___ MATERIAL FOR THIS EXERCISE ___

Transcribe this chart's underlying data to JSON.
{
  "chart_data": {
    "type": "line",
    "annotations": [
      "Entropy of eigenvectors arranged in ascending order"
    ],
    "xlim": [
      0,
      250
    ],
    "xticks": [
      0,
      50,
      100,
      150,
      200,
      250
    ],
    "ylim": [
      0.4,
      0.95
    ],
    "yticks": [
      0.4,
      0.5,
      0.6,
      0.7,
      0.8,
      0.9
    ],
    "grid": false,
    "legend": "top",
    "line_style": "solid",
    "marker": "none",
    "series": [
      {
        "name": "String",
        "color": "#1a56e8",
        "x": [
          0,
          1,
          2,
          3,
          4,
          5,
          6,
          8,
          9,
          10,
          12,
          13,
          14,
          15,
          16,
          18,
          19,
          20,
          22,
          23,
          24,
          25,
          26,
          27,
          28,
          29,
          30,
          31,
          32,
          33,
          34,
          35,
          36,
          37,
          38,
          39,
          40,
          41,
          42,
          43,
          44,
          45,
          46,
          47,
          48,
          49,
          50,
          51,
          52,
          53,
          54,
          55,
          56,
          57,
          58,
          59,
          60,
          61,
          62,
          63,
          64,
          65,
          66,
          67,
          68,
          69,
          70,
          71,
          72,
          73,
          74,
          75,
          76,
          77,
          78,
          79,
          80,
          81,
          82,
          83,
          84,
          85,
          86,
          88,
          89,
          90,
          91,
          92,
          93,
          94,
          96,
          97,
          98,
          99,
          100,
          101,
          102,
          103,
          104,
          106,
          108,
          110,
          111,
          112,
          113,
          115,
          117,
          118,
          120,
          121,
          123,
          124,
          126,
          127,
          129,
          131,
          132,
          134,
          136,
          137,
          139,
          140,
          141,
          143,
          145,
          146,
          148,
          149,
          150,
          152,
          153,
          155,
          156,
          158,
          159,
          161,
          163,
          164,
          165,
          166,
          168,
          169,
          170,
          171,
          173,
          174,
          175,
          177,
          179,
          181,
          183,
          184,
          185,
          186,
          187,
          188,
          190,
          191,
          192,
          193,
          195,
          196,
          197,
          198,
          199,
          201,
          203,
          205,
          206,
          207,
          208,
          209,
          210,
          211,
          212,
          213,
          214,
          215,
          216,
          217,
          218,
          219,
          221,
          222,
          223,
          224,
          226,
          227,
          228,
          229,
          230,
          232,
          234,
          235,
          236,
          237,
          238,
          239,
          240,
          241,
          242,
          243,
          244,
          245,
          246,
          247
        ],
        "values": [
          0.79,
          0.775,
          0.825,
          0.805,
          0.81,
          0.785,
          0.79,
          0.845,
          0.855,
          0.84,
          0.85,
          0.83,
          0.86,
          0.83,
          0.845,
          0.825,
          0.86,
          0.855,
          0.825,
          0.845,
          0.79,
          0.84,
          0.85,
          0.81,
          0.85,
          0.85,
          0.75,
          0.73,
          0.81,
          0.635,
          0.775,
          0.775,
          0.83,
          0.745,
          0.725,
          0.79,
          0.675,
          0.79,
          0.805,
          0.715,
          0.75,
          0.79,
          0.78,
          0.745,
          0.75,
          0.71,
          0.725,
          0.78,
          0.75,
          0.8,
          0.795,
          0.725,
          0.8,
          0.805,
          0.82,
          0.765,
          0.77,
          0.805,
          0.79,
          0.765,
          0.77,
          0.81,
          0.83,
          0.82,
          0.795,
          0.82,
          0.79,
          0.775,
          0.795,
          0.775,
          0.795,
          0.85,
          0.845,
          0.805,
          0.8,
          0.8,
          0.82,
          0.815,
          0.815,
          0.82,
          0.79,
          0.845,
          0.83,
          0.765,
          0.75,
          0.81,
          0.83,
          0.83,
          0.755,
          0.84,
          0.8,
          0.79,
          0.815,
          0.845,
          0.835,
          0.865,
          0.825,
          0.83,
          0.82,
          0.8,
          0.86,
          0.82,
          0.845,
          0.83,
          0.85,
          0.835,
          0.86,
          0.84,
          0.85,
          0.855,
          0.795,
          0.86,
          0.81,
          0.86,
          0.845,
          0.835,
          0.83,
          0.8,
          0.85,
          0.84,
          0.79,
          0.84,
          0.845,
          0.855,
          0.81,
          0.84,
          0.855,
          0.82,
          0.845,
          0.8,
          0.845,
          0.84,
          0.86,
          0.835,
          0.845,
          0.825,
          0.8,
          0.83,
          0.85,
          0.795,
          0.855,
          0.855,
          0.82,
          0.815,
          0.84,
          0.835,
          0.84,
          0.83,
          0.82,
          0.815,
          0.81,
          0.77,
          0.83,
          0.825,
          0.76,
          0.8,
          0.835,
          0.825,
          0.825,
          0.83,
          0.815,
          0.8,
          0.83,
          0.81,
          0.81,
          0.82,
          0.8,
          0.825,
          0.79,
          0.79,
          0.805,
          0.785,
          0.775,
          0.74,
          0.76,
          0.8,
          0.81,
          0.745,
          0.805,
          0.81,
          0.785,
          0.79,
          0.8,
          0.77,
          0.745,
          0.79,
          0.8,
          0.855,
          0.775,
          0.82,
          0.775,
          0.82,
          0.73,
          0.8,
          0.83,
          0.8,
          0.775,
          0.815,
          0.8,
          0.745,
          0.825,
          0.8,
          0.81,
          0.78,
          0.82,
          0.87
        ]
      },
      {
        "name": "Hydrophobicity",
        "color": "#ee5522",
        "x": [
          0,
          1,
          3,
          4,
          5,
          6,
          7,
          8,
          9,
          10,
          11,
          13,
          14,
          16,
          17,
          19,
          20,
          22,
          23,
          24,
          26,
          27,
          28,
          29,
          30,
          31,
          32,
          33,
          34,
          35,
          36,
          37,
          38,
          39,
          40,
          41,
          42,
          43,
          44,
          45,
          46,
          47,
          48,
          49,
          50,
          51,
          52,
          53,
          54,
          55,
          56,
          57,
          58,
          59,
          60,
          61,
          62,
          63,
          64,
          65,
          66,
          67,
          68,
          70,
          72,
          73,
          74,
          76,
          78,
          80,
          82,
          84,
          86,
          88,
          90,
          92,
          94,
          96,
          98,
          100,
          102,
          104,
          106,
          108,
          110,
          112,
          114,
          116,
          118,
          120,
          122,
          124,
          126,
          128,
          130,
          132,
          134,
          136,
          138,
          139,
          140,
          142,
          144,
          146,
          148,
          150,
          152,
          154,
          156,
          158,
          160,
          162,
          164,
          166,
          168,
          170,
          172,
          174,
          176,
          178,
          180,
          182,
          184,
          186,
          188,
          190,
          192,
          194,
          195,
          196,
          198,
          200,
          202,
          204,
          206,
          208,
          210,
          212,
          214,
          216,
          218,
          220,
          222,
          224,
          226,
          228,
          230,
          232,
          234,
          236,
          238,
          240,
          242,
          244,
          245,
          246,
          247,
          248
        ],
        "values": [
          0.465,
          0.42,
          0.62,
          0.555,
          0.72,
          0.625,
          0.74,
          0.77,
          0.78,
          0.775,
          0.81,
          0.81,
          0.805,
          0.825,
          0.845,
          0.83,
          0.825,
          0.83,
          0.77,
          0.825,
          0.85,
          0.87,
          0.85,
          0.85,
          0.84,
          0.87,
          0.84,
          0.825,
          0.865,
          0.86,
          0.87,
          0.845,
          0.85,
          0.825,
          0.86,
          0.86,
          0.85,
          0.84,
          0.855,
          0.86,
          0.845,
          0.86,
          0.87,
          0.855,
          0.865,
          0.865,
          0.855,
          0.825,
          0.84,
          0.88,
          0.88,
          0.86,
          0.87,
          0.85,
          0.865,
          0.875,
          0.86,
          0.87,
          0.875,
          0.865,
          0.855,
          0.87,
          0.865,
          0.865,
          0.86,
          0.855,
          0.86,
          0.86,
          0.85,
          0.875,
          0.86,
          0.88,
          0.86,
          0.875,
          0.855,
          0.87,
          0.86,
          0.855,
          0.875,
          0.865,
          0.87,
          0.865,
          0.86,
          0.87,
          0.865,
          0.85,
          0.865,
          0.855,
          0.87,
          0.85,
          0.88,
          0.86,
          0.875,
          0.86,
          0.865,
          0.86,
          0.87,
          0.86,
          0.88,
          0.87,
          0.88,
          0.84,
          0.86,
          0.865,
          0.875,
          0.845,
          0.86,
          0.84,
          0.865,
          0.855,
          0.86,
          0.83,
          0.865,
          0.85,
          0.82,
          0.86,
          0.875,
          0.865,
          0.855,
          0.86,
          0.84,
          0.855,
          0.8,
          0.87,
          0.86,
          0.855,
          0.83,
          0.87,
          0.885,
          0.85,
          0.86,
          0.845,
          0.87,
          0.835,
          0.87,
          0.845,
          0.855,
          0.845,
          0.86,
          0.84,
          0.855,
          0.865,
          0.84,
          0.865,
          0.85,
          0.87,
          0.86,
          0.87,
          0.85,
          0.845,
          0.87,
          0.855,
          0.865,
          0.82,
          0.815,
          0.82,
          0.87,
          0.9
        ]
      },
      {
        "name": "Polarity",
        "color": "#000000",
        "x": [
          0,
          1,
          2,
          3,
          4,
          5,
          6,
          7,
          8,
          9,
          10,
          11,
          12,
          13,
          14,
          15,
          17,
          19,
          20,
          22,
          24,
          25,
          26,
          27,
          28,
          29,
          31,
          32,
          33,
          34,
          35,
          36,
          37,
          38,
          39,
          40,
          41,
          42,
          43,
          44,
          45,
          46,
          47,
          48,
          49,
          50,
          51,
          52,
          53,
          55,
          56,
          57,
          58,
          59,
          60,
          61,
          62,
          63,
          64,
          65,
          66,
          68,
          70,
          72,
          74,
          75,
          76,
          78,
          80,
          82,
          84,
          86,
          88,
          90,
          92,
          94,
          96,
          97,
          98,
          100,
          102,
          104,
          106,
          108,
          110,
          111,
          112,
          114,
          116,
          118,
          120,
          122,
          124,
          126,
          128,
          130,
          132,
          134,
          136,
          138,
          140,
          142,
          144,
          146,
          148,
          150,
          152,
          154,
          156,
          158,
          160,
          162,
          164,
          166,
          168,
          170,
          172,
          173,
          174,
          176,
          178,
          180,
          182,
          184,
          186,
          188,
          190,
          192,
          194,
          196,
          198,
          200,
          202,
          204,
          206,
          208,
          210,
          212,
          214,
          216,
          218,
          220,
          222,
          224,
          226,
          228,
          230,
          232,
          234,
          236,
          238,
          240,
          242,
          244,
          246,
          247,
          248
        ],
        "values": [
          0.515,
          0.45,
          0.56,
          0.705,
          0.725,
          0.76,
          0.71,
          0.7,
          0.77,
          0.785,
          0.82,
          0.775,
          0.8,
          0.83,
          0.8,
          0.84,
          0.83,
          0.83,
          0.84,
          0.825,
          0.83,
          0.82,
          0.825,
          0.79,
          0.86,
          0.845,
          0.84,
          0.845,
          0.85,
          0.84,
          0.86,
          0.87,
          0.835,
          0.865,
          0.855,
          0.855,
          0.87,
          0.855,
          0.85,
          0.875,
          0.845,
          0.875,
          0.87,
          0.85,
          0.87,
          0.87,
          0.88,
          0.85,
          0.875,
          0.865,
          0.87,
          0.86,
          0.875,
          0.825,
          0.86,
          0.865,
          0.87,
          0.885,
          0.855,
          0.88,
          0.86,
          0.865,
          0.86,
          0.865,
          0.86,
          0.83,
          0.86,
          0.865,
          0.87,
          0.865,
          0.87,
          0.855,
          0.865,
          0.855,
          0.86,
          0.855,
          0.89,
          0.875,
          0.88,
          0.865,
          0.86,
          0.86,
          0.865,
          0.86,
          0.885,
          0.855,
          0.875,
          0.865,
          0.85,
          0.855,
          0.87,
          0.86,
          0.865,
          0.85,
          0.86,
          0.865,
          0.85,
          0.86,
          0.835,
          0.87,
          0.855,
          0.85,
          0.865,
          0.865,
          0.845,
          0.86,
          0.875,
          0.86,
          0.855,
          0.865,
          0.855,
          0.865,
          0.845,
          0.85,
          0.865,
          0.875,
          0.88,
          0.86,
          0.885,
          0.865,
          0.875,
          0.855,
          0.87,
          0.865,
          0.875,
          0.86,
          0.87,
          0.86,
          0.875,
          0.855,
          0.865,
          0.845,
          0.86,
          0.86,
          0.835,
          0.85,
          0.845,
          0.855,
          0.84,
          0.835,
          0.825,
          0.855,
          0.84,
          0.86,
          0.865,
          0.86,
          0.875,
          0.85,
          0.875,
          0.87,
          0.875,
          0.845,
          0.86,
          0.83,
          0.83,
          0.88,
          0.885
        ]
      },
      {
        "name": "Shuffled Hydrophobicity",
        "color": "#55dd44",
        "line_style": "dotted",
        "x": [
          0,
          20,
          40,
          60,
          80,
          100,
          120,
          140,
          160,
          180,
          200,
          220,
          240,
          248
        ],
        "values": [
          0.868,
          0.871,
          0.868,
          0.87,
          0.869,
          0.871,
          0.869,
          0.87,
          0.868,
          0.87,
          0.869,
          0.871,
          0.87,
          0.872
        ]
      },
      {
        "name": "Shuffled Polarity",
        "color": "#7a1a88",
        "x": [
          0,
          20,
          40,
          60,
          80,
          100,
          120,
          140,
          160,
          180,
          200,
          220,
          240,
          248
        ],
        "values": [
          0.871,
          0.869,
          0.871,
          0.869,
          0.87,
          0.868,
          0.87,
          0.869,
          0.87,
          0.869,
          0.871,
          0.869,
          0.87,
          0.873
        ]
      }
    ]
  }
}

___

§ PROBLEM:
Show the lines of the records that include the string "Hydrophobicity".

§ THE SOLUTION:
        "name": "Hydrophobicity",
        "name": "Shuffled Hydrophobicity",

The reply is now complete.